# [INPUT RECORDS]
========================================================================

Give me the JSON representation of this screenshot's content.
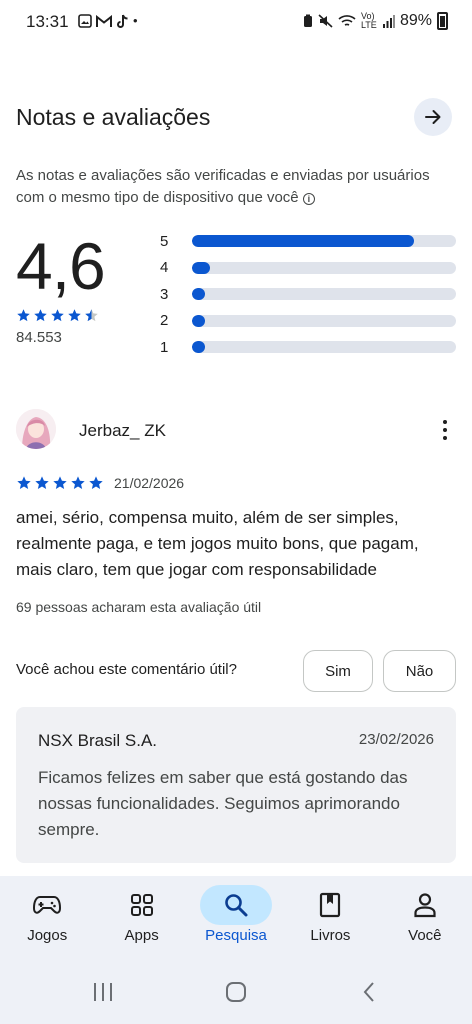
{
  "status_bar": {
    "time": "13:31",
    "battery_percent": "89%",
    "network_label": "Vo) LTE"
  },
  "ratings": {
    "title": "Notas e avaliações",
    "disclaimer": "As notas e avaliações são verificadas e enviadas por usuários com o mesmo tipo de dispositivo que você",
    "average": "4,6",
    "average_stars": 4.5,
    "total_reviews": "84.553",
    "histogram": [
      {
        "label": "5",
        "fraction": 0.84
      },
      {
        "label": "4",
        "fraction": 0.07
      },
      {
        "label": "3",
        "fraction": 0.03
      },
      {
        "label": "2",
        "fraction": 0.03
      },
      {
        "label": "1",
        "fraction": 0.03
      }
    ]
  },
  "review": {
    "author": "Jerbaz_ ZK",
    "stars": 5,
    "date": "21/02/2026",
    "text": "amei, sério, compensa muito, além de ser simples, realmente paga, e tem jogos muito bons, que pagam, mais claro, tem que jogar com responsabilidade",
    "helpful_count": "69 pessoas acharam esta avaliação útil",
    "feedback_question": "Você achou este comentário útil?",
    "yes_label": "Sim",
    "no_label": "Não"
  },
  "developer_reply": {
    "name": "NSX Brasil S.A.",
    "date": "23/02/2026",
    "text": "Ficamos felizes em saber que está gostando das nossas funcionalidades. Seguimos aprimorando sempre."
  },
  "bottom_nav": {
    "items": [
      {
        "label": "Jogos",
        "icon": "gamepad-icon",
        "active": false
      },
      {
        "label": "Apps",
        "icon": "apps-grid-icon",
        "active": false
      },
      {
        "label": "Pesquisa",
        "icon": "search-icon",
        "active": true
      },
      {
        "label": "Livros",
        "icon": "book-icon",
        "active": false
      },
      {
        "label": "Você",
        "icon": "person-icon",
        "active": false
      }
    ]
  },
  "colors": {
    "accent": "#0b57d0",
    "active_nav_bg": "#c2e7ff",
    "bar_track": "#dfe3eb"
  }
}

========================================================================

Output every entry verbatim. Pictures do not belong in the copy.

# [EXERCISE RESULT]
Give me the JSON representation of this screenshot's content.
{
  "status_bar": {
    "time": "13:31",
    "battery_percent": "89%",
    "network_label": "Vo) LTE"
  },
  "ratings": {
    "title": "Notas e avaliações",
    "disclaimer": "As notas e avaliações são verificadas e enviadas por usuários com o mesmo tipo de dispositivo que você",
    "average": "4,6",
    "average_stars": 4.5,
    "total_reviews": "84.553",
    "histogram": [
      {
        "label": "5",
        "fraction": 0.84
      },
      {
        "label": "4",
        "fraction": 0.07
      },
      {
        "label": "3",
        "fraction": 0.03
      },
      {
        "label": "2",
        "fraction": 0.03
      },
      {
        "label": "1",
        "fraction": 0.03
      }
    ]
  },
  "review": {
    "author": "Jerbaz_ ZK",
    "stars": 5,
    "date": "21/02/2026",
    "text": "amei, sério, compensa muito, além de ser simples, realmente paga, e tem jogos muito bons, que pagam, mais claro, tem que jogar com responsabilidade",
    "helpful_count": "69 pessoas acharam esta avaliação útil",
    "feedback_question": "Você achou este comentário útil?",
    "yes_label": "Sim",
    "no_label": "Não"
  },
  "developer_reply": {
    "name": "NSX Brasil S.A.",
    "date": "23/02/2026",
    "text": "Ficamos felizes em saber que está gostando das nossas funcionalidades. Seguimos aprimorando sempre."
  },
  "bottom_nav": {
    "items": [
      {
        "label": "Jogos",
        "icon": "gamepad-icon",
        "active": false
      },
      {
        "label": "Apps",
        "icon": "apps-grid-icon",
        "active": false
      },
      {
        "label": "Pesquisa",
        "icon": "search-icon",
        "active": true
      },
      {
        "label": "Livros",
        "icon": "book-icon",
        "active": false
      },
      {
        "label": "Você",
        "icon": "person-icon",
        "active": false
      }
    ]
  },
  "colors": {
    "accent": "#0b57d0",
    "active_nav_bg": "#c2e7ff",
    "bar_track": "#dfe3eb"
  }
}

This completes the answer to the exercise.